## What is asked
Starting at the beginning of the records and ending at the line that contains "333, 488, 397]", replace "interactable" with "clickable" and give those lines again with nothing else changed.

## Data supplied
+---+
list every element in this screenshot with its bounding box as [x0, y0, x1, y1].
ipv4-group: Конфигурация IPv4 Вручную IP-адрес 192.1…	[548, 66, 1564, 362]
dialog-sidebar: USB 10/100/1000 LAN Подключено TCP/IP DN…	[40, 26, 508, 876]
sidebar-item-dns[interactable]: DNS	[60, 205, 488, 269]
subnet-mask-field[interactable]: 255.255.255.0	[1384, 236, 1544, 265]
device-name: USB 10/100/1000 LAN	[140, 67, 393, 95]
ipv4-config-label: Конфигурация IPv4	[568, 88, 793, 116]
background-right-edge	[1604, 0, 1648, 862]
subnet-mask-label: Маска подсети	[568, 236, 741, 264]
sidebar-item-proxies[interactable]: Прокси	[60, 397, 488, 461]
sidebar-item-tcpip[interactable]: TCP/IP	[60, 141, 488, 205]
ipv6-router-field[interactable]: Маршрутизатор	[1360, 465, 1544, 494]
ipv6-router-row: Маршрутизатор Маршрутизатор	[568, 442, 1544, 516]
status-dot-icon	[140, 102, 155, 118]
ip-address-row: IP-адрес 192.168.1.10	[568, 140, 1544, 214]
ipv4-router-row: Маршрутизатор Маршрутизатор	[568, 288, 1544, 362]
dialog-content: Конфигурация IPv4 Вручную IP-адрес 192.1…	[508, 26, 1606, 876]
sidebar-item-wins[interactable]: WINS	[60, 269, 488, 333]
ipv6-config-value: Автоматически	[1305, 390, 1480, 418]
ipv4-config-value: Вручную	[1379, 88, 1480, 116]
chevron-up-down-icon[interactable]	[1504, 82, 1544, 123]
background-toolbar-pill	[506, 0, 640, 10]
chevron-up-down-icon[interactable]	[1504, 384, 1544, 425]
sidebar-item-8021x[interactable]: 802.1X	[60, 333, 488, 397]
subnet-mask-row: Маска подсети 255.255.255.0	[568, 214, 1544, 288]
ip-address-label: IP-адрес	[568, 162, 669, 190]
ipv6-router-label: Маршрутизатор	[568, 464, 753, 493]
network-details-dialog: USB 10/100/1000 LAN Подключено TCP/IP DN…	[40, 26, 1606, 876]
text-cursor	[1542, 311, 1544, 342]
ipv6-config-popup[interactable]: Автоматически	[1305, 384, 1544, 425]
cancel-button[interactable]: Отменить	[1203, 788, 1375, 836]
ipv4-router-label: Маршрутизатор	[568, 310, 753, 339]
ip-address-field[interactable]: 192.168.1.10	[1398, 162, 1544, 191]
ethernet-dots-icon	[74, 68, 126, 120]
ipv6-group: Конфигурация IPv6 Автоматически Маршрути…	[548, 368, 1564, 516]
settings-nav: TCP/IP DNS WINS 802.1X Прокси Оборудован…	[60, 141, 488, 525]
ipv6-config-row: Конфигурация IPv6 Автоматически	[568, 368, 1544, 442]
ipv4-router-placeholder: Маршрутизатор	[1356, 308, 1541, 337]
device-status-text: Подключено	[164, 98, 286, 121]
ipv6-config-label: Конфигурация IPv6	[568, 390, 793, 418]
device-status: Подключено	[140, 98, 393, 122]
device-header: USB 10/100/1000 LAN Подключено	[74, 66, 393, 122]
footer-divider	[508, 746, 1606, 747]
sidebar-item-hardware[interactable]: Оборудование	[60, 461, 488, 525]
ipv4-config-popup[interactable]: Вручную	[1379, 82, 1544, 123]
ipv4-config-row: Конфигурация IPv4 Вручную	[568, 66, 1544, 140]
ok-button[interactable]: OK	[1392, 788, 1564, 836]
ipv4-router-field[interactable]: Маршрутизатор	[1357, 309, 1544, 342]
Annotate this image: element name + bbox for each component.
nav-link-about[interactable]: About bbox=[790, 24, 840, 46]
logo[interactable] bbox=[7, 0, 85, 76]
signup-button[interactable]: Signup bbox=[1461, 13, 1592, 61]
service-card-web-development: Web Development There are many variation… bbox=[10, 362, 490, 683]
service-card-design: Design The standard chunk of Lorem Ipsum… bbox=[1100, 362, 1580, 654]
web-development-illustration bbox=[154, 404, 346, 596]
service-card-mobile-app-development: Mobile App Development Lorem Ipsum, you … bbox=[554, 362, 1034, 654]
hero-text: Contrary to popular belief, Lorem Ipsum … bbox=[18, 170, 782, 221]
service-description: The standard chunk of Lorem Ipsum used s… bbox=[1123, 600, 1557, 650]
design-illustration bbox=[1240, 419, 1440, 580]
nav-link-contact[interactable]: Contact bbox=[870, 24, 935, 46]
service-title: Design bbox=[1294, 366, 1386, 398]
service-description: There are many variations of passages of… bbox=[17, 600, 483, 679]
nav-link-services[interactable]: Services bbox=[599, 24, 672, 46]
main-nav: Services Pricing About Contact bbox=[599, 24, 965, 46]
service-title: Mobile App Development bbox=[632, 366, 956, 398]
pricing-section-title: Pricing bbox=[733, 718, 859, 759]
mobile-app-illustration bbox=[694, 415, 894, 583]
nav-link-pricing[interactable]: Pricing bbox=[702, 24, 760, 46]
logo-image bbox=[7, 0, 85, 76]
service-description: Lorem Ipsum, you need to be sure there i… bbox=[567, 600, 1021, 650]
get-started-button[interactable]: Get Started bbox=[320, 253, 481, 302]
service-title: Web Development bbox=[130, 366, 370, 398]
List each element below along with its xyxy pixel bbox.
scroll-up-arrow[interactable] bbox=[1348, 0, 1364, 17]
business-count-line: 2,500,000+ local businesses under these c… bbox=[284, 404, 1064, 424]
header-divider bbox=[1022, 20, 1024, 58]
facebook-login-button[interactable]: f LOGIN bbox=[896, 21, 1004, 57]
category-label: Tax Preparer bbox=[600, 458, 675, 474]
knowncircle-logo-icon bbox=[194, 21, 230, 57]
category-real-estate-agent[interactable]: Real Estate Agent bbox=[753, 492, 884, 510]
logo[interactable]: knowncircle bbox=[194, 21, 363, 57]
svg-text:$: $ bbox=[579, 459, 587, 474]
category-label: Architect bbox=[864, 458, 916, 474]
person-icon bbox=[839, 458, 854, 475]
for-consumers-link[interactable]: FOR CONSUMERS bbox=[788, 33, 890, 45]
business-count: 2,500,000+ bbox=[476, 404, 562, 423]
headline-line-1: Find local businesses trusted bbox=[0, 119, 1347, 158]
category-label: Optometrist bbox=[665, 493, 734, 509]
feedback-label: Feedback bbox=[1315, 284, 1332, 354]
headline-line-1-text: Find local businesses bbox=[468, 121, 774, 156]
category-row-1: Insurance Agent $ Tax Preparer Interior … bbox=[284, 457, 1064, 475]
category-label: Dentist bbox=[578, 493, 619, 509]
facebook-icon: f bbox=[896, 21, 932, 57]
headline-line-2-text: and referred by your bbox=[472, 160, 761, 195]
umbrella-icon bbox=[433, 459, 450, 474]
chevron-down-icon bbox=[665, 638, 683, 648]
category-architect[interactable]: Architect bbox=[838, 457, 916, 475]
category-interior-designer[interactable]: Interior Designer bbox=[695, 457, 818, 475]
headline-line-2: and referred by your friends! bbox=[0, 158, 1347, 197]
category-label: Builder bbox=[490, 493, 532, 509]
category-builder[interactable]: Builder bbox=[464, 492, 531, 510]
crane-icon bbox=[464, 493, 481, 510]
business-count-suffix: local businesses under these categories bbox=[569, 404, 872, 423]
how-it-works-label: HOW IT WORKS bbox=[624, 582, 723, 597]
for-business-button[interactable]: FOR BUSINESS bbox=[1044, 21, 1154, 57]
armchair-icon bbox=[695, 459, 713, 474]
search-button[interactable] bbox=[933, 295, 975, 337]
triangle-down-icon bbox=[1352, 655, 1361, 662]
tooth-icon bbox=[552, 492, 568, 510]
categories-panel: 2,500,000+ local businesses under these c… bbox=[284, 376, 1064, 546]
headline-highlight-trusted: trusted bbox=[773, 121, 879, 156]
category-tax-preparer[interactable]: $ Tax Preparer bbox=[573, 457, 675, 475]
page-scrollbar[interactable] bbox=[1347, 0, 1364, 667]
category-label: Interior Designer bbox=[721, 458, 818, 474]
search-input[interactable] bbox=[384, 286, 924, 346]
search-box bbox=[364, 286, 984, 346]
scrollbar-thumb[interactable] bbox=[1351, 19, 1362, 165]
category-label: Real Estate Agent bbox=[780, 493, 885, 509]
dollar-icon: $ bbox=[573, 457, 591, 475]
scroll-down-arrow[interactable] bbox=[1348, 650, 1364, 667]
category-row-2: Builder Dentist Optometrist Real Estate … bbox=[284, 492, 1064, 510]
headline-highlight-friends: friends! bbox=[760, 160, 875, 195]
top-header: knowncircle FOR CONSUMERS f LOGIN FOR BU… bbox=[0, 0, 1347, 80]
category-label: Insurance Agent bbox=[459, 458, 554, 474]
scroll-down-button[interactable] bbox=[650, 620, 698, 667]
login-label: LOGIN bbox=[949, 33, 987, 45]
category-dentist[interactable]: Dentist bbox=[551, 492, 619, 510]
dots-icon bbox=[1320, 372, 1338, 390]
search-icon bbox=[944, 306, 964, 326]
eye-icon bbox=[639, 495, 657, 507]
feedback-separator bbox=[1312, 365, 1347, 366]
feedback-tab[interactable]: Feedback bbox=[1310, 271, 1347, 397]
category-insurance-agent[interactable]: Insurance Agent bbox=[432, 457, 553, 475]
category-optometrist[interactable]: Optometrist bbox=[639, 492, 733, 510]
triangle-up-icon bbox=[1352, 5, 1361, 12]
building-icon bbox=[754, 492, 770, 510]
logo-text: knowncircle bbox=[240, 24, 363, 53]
+---+
## Solution to this exercise
list every element in this screenshot with its bounding box as [x0, y0, x1, y1].
ipv4-group: Конфигурация IPv4 Вручную IP-адрес 192.1…	[548, 66, 1564, 362]
dialog-sidebar: USB 10/100/1000 LAN Подключено TCP/IP DN…	[40, 26, 508, 876]
sidebar-item-dns[clickable]: DNS	[60, 205, 488, 269]
subnet-mask-field[clickable]: 255.255.255.0	[1384, 236, 1544, 265]
device-name: USB 10/100/1000 LAN	[140, 67, 393, 95]
ipv4-config-label: Конфигурация IPv4	[568, 88, 793, 116]
background-right-edge	[1604, 0, 1648, 862]
subnet-mask-label: Маска подсети	[568, 236, 741, 264]
sidebar-item-proxies[clickable]: Прокси	[60, 397, 488, 461]
sidebar-item-tcpip[clickable]: TCP/IP	[60, 141, 488, 205]
ipv6-router-field[clickable]: Маршрутизатор	[1360, 465, 1544, 494]
ipv6-router-row: Маршрутизатор Маршрутизатор	[568, 442, 1544, 516]
status-dot-icon	[140, 102, 155, 118]
ip-address-row: IP-адрес 192.168.1.10	[568, 140, 1544, 214]
ipv4-router-row: Маршрутизатор Маршрутизатор	[568, 288, 1544, 362]
dialog-content: Конфигурация IPv4 Вручную IP-адрес 192.1…	[508, 26, 1606, 876]
sidebar-item-wins[clickable]: WINS	[60, 269, 488, 333]
ipv6-config-value: Автоматически	[1305, 390, 1480, 418]
ipv4-config-value: Вручную	[1379, 88, 1480, 116]
chevron-up-down-icon[clickable]	[1504, 82, 1544, 123]
background-toolbar-pill	[506, 0, 640, 10]
chevron-up-down-icon[clickable]	[1504, 384, 1544, 425]
sidebar-item-8021x[clickable]: 802.1X	[60, 333, 488, 397]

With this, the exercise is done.